> Work to complete: Write down each entry again, exactly as it reads.
** begin Entries provided **
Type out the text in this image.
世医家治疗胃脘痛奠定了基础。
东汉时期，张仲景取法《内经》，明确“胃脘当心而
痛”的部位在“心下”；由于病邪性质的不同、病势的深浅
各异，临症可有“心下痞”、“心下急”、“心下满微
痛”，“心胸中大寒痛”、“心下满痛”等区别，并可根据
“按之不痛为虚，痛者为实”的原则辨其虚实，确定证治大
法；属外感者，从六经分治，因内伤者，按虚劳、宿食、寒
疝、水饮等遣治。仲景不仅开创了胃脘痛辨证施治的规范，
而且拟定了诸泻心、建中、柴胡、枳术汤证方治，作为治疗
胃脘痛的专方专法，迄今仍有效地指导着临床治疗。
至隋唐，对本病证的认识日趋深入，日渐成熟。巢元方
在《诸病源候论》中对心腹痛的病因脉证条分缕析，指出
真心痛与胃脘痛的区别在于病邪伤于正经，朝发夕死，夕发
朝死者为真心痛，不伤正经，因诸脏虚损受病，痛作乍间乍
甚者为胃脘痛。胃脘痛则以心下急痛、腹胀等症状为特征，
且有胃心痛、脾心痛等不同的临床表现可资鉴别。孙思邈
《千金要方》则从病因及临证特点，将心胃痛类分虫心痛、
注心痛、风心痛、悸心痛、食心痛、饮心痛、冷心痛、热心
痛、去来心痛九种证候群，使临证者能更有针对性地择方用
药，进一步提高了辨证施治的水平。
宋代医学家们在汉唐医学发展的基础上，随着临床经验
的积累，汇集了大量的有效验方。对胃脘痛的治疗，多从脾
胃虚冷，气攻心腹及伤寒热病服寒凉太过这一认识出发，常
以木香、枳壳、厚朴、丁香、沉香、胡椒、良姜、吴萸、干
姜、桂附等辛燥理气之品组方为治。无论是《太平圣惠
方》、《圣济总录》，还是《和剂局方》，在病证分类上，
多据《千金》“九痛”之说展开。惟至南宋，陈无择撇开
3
** end Entries provided **
> Reply to the task:
Type out the text in this image.
世医家治疗胃脘痛奠定了基础。
东汉时期，张仲景取法《内经》，明确“胃脘当心而
痛”的部位在“心下”；由于病邪性质的不同、病势的深浅
各异，临症可有“心下痞”、“心下急”、“心下满微
痛”，“心胸中大寒痛”、“心下满痛”等区别，并可根据
“按之不痛为虚，痛者为实”的原则辨其虚实，确定证治大
法；属外感者，从六经分治，因内伤者，按虚劳、宿食、寒
疝、水饮等遣治。仲景不仅开创了胃脘痛辨证施治的规范，
而且拟定了诸泻心、建中、柴胡、枳术汤证方治，作为治疗
胃脘痛的专方专法，迄今仍有效地指导着临床治疗。
至隋唐，对本病证的认识日趋深入，日渐成熟。巢元方
在《诸病源候论》中对心腹痛的病因脉证条分缕析，指出
真心痛与胃脘痛的区别在于病邪伤于正经，朝发夕死，夕发
朝死者为真心痛，不伤正经，因诸脏虚损受病，痛作乍间乍
甚者为胃脘痛。胃脘痛则以心下急痛、腹胀等症状为特征，
且有胃心痛、脾心痛等不同的临床表现可资鉴别。孙思邈
《千金要方》则从病因及临证特点，将心胃痛类分虫心痛、
注心痛、风心痛、悸心痛、食心痛、饮心痛、冷心痛、热心
痛、去来心痛九种证候群，使临证者能更有针对性地择方用
药，进一步提高了辨证施治的水平。
宋代医学家们在汉唐医学发展的基础上，随着临床经验
的积累，汇集了大量的有效验方。对胃脘痛的治疗，多从脾
胃虚冷，气攻心腹及伤寒热病服寒凉太过这一认识出发，常
以木香、枳壳、厚朴、丁香、沉香、胡椒、良姜、吴萸、干
姜、桂附等辛燥理气之品组方为治。无论是《太平圣惠
方》、《圣济总录》，还是《和剂局方》，在病证分类上，
多据《千金》“九痛”之说展开。惟至南宋，陈无择撇开
3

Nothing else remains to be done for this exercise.